PROBLEM DETAILS:
Quote the whole listing word for word. Do not include the pictures.

MATERIAL PROVIDED:
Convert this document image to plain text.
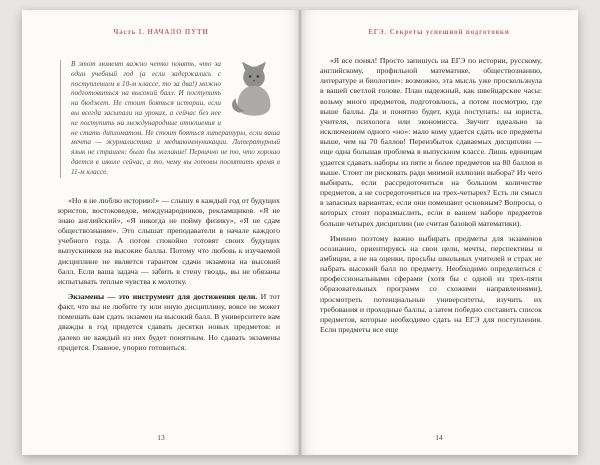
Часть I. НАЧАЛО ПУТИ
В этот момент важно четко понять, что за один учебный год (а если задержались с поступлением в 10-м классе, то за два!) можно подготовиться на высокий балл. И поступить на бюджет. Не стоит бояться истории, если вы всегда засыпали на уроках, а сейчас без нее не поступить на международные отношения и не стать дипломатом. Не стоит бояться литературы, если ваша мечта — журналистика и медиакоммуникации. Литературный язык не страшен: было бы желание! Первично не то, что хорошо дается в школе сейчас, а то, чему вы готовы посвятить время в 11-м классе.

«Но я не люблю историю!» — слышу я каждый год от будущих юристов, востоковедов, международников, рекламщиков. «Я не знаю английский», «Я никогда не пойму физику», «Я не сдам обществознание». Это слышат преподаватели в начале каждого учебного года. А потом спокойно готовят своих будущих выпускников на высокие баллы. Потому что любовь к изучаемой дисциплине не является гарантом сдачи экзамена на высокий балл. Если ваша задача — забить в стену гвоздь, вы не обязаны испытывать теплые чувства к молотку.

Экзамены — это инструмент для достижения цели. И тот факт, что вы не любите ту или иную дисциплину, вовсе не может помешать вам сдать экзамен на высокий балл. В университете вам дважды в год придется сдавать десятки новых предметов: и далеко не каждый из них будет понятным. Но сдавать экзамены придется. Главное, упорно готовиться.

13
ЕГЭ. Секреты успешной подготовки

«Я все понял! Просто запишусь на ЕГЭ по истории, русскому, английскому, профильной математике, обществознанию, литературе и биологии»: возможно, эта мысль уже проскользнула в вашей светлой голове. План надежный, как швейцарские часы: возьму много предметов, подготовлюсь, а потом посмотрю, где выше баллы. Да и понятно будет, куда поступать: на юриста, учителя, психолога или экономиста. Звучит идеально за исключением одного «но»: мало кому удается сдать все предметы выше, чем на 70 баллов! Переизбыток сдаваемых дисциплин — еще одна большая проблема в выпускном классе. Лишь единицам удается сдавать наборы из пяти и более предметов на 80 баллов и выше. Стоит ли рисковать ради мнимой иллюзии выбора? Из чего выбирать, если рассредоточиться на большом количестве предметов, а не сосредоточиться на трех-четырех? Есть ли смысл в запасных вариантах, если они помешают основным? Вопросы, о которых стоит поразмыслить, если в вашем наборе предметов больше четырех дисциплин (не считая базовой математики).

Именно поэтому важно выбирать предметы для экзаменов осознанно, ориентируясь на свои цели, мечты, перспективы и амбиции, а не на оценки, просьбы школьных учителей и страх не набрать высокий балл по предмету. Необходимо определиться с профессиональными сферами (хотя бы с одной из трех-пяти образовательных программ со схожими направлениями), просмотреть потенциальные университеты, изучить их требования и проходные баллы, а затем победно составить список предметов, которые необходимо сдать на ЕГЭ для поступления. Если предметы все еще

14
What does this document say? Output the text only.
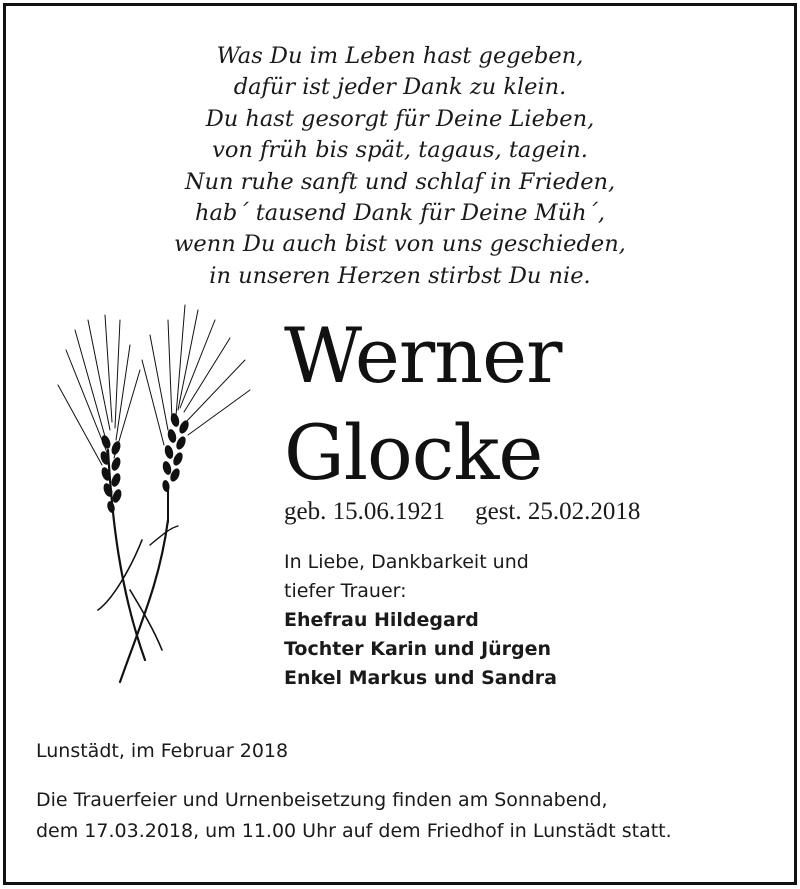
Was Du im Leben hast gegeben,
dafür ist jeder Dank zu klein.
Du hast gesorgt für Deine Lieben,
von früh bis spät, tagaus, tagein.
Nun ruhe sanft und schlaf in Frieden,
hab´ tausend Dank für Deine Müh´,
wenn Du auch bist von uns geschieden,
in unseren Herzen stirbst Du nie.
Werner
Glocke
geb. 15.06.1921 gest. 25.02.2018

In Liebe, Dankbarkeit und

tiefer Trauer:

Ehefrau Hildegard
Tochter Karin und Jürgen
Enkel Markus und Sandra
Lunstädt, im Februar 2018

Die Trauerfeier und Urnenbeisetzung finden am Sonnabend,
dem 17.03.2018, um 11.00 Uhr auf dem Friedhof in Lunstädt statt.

WRITTEN RESPONSE:
Convert this document image to plain text.
Часть I. НАЧАЛО ПУТИ
В этот момент важно четко понять, что за один учебный год (а если задержались с поступлением в 10-м классе, то за два!) можно подготовиться на высокий балл. И поступить на бюджет. Не стоит бояться истории, если вы всегда засыпали на уроках, а сейчас без нее не поступить на международные отношения и не стать дипломатом. Не стоит бояться литературы, если ваша мечта — журналистика и медиакоммуникации. Литературный язык не страшен: было бы желание! Первично не то, что хорошо дается в школе сейчас, а то, чему вы готовы посвятить время в 11-м классе.

«Но я не люблю историю!» — слышу я каждый год от будущих юристов, востоковедов, международников, рекламщиков. «Я не знаю английский», «Я никогда не пойму физику», «Я не сдам обществознание». Это слышат преподаватели в начале каждого учебного года. А потом спокойно готовят своих будущих выпускников на высокие баллы. Потому что любовь к изучаемой дисциплине не является гарантом сдачи экзамена на высокий балл. Если ваша задача — забить в стену гвоздь, вы не обязаны испытывать теплые чувства к молотку.

Экзамены — это инструмент для достижения цели. И тот факт, что вы не любите ту или иную дисциплину, вовсе не может помешать вам сдать экзамен на высокий балл. В университете вам дважды в год придется сдавать десятки новых предметов: и далеко не каждый из них будет понятным. Но сдавать экзамены придется. Главное, упорно готовиться.

13
ЕГЭ. Секреты успешной подготовки

«Я все понял! Просто запишусь на ЕГЭ по истории, русскому, английскому, профильной математике, обществознанию, литературе и биологии»: возможно, эта мысль уже проскользнула в вашей светлой голове. План надежный, как швейцарские часы: возьму много предметов, подготовлюсь, а потом посмотрю, где выше баллы. Да и понятно будет, куда поступать: на юриста, учителя, психолога или экономиста. Звучит идеально за исключением одного «но»: мало кому удается сдать все предметы выше, чем на 70 баллов! Переизбыток сдаваемых дисциплин — еще одна большая проблема в выпускном классе. Лишь единицам удается сдавать наборы из пяти и более предметов на 80 баллов и выше. Стоит ли рисковать ради мнимой иллюзии выбора? Из чего выбирать, если рассредоточиться на большом количестве предметов, а не сосредоточиться на трех-четырех? Есть ли смысл в запасных вариантах, если они помешают основным? Вопросы, о которых стоит поразмыслить, если в вашем наборе предметов больше четырех дисциплин (не считая базовой математики).

Именно поэтому важно выбирать предметы для экзаменов осознанно, ориентируясь на свои цели, мечты, перспективы и амбиции, а не на оценки, просьбы школьных учителей и страх не набрать высокий балл по предмету. Необходимо определиться с профессиональными сферами (хотя бы с одной из трех-пяти образовательных программ со схожими направлениями), просмотреть потенциальные университеты, изучить их требования и проходные баллы, а затем победно составить список предметов, которые необходимо сдать на ЕГЭ для поступления. Если предметы все еще

14
What does this document say? Output the text only.
Was Du im Leben hast gegeben,
dafür ist jeder Dank zu klein.
Du hast gesorgt für Deine Lieben,
von früh bis spät, tagaus, tagein.
Nun ruhe sanft und schlaf in Frieden,
hab´ tausend Dank für Deine Müh´,
wenn Du auch bist von uns geschieden,
in unseren Herzen stirbst Du nie.
Werner
Glocke
geb. 15.06.1921 gest. 25.02.2018

In Liebe, Dankbarkeit und

tiefer Trauer:

Ehefrau Hildegard
Tochter Karin und Jürgen
Enkel Markus und Sandra
Lunstädt, im Februar 2018

Die Trauerfeier und Urnenbeisetzung finden am Sonnabend,
dem 17.03.2018, um 11.00 Uhr auf dem Friedhof in Lunstädt statt.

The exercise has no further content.